| Exercise prompt |
Extract all lines in the data that contain the word "Mais".

| Rows |

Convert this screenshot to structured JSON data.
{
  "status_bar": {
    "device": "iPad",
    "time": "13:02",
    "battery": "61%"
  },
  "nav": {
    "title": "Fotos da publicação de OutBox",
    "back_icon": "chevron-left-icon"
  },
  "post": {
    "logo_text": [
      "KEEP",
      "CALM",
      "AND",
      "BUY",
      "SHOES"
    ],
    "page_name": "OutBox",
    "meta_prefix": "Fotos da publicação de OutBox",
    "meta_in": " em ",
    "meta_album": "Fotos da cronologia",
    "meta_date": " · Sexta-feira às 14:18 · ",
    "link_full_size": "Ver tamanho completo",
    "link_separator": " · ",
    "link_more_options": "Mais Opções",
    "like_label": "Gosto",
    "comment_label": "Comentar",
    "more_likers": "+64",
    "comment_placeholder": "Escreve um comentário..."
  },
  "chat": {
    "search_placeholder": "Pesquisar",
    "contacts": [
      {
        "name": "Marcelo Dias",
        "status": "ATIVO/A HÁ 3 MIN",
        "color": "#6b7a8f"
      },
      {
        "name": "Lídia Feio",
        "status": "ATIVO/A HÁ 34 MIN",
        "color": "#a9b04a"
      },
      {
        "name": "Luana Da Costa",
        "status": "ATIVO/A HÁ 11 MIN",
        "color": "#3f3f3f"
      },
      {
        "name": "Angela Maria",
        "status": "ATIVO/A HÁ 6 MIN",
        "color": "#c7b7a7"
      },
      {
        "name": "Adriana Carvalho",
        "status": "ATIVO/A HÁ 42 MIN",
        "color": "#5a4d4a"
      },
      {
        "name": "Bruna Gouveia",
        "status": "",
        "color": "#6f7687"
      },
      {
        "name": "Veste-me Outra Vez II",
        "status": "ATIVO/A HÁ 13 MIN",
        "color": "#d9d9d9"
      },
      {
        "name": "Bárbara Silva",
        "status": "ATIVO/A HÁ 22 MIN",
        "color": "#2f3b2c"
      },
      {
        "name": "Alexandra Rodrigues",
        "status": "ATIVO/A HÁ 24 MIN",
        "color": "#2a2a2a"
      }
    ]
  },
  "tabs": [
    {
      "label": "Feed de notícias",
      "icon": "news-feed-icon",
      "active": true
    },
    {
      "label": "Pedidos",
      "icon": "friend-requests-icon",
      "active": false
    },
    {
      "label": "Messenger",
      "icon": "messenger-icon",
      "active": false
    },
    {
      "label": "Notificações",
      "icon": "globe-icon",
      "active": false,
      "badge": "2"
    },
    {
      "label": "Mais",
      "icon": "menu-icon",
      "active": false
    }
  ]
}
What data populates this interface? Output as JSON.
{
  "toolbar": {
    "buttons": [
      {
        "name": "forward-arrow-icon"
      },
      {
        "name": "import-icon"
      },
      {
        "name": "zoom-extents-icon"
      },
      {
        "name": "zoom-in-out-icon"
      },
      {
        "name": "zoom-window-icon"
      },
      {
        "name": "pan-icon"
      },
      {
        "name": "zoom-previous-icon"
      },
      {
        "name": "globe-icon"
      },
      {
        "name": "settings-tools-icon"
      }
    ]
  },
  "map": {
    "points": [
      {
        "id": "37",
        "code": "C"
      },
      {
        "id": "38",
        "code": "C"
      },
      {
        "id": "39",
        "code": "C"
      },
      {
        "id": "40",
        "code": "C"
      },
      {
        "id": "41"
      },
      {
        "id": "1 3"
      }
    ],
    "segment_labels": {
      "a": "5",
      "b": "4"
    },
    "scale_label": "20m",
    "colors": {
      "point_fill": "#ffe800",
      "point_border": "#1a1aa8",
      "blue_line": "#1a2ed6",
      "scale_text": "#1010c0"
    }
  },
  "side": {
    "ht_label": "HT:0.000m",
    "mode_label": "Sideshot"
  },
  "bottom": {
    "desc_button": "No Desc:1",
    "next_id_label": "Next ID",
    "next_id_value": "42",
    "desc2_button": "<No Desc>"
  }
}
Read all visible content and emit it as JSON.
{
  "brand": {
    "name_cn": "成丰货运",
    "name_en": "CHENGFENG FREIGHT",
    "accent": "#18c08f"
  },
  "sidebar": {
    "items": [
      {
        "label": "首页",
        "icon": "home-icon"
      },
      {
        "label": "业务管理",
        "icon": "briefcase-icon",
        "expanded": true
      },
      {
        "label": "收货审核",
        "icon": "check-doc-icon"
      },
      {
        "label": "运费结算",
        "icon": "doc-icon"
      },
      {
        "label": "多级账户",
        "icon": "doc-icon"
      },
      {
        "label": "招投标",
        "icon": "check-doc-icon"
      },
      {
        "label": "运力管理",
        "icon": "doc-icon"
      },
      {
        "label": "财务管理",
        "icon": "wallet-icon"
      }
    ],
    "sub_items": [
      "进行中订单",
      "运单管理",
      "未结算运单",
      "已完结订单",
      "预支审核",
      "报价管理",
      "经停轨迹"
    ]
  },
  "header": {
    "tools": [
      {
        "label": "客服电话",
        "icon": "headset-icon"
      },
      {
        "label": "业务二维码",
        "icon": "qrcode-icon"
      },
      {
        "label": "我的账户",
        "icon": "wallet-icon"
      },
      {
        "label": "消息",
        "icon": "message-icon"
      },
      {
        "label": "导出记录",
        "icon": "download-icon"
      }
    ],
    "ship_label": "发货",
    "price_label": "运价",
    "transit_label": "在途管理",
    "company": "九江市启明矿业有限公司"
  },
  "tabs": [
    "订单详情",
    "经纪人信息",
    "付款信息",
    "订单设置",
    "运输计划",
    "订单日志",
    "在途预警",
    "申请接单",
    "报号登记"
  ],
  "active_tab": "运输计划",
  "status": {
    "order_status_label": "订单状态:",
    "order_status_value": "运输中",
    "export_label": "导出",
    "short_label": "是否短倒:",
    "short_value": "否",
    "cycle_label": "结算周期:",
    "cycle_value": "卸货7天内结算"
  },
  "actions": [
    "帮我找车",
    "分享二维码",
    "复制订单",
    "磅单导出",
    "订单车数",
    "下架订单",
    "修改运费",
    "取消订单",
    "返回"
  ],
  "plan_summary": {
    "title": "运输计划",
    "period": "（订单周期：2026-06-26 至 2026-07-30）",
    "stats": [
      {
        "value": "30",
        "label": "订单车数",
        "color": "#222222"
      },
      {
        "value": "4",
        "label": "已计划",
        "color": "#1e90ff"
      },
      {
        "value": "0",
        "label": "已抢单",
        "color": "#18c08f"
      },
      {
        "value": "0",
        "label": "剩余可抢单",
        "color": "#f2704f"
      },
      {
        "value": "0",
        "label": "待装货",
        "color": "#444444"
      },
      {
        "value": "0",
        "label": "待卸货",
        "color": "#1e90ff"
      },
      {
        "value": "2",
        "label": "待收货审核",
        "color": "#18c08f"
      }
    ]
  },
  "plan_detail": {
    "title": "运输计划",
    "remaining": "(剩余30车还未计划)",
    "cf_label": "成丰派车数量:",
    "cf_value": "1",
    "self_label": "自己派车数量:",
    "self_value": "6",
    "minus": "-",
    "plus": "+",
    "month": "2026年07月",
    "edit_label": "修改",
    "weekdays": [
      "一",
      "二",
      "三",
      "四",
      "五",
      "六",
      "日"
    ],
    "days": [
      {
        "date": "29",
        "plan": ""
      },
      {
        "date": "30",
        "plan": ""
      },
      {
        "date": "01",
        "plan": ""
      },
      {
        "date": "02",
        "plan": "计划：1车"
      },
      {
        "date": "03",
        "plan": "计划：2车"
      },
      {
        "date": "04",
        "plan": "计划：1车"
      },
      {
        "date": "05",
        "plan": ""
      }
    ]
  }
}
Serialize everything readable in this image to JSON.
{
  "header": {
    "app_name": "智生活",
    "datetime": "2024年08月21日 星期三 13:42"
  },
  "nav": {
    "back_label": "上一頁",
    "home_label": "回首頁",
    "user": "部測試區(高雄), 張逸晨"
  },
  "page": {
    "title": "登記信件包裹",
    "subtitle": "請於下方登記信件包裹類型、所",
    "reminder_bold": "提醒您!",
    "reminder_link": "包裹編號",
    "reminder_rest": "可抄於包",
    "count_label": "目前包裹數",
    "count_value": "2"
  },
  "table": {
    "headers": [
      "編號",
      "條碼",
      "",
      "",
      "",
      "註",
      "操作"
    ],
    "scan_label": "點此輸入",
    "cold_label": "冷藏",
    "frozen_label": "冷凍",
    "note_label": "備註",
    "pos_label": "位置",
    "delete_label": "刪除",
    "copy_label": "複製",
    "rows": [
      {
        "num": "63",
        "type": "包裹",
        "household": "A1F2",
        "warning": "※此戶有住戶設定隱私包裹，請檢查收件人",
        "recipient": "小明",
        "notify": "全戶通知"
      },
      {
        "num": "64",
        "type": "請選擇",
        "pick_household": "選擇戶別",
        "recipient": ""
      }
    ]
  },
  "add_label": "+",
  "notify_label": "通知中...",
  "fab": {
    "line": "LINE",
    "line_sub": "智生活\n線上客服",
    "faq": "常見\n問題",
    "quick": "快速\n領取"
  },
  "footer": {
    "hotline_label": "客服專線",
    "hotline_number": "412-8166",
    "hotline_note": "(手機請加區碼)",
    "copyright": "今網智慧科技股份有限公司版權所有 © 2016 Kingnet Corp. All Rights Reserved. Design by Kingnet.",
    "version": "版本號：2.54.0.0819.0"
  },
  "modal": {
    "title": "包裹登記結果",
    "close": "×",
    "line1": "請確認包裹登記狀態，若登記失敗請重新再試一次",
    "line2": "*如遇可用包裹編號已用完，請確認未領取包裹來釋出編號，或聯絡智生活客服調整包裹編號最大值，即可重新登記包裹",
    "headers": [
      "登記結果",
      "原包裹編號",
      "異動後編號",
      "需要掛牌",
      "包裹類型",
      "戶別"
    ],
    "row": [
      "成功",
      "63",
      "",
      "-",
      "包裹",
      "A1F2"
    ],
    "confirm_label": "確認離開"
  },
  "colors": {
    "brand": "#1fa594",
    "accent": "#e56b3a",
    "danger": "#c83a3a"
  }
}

| Answer to the task |
    "link_more_options": "Mais Opções",
      "label": "Mais",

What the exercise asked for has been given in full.